◆ REQUEST
Copy each entry as it stands, leaving nothing out.

◆ PROVIDED DATA
################

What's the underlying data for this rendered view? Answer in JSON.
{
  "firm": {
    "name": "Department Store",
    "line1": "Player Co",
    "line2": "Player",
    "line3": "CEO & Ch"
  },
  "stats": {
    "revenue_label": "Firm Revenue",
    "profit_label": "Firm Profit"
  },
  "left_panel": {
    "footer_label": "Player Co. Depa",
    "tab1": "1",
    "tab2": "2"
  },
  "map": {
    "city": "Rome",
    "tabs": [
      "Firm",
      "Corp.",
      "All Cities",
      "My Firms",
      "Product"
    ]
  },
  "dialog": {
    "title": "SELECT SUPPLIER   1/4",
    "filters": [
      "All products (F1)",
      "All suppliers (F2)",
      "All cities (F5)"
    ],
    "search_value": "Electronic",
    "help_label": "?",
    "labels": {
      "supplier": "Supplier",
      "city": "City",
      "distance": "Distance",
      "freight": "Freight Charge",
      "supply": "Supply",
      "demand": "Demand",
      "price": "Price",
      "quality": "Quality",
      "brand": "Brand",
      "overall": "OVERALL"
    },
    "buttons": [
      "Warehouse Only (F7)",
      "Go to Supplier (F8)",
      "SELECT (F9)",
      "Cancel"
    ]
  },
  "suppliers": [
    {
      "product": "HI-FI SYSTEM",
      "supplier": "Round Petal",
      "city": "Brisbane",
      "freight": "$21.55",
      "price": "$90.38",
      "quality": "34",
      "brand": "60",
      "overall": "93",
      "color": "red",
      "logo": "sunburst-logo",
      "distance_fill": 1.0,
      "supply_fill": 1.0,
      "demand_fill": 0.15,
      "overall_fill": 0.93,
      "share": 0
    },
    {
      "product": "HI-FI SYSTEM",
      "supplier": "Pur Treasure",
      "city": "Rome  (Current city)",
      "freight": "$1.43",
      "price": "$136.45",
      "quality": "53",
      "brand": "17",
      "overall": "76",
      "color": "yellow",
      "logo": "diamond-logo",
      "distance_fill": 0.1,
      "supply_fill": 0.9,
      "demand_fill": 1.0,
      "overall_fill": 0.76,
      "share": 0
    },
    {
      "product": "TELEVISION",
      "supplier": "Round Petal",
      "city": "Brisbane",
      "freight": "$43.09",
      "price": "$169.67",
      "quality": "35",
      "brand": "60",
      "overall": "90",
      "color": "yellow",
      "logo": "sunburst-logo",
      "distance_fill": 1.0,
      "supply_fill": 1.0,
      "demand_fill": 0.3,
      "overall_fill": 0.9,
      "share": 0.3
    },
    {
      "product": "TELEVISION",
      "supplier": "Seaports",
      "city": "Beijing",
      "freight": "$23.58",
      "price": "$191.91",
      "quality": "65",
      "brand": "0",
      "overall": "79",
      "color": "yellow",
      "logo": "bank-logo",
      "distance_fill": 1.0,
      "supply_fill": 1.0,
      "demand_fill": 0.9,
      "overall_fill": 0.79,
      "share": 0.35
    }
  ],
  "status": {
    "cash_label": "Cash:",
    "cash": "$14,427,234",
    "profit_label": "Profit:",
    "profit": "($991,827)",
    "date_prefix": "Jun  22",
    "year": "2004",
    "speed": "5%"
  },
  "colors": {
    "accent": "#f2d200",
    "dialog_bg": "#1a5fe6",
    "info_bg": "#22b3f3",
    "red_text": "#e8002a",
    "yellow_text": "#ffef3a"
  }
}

################

◆ EXERCISE SOLUTION
What's the underlying data for this rendered view? Answer in JSON.
{
  "firm": {
    "name": "Department Store",
    "line1": "Player Co",
    "line2": "Player",
    "line3": "CEO & Ch"
  },
  "stats": {
    "revenue_label": "Firm Revenue",
    "profit_label": "Firm Profit"
  },
  "left_panel": {
    "footer_label": "Player Co. Depa",
    "tab1": "1",
    "tab2": "2"
  },
  "map": {
    "city": "Rome",
    "tabs": [
      "Firm",
      "Corp.",
      "All Cities",
      "My Firms",
      "Product"
    ]
  },
  "dialog": {
    "title": "SELECT SUPPLIER   1/4",
    "filters": [
      "All products (F1)",
      "All suppliers (F2)",
      "All cities (F5)"
    ],
    "search_value": "Electronic",
    "help_label": "?",
    "labels": {
      "supplier": "Supplier",
      "city": "City",
      "distance": "Distance",
      "freight": "Freight Charge",
      "supply": "Supply",
      "demand": "Demand",
      "price": "Price",
      "quality": "Quality",
      "brand": "Brand",
      "overall": "OVERALL"
    },
    "buttons": [
      "Warehouse Only (F7)",
      "Go to Supplier (F8)",
      "SELECT (F9)",
      "Cancel"
    ]
  },
  "suppliers": [
    {
      "product": "HI-FI SYSTEM",
      "supplier": "Round Petal",
      "city": "Brisbane",
      "freight": "$21.55",
      "price": "$90.38",
      "quality": "34",
      "brand": "60",
      "overall": "93",
      "color": "red",
      "logo": "sunburst-logo",
      "distance_fill": 1.0,
      "supply_fill": 1.0,
      "demand_fill": 0.15,
      "overall_fill": 0.93,
      "share": 0
    },
    {
      "product": "HI-FI SYSTEM",
      "supplier": "Pur Treasure",
      "city": "Rome  (Current city)",
      "freight": "$1.43",
      "price": "$136.45",
      "quality": "53",
      "brand": "17",
      "overall": "76",
      "color": "yellow",
      "logo": "diamond-logo",
      "distance_fill": 0.1,
      "supply_fill": 0.9,
      "demand_fill": 1.0,
      "overall_fill": 0.76,
      "share": 0
    },
    {
      "product": "TELEVISION",
      "supplier": "Round Petal",
      "city": "Brisbane",
      "freight": "$43.09",
      "price": "$169.67",
      "quality": "35",
      "brand": "60",
      "overall": "90",
      "color": "yellow",
      "logo": "sunburst-logo",
      "distance_fill": 1.0,
      "supply_fill": 1.0,
      "demand_fill": 0.3,
      "overall_fill": 0.9,
      "share": 0.3
    },
    {
      "product": "TELEVISION",
      "supplier": "Seaports",
      "city": "Beijing",
      "freight": "$23.58",
      "price": "$191.91",
      "quality": "65",
      "brand": "0",
      "overall": "79",
      "color": "yellow",
      "logo": "bank-logo",
      "distance_fill": 1.0,
      "supply_fill": 1.0,
      "demand_fill": 0.9,
      "overall_fill": 0.79,
      "share": 0.35
    }
  ],
  "status": {
    "cash_label": "Cash:",
    "cash": "$14,427,234",
    "profit_label": "Profit:",
    "profit": "($991,827)",
    "date_prefix": "Jun  22",
    "year": "2004",
    "speed": "5%"
  },
  "colors": {
    "accent": "#f2d200",
    "dialog_bg": "#1a5fe6",
    "info_bg": "#22b3f3",
    "red_text": "#e8002a",
    "yellow_text": "#ffef3a"
  }
}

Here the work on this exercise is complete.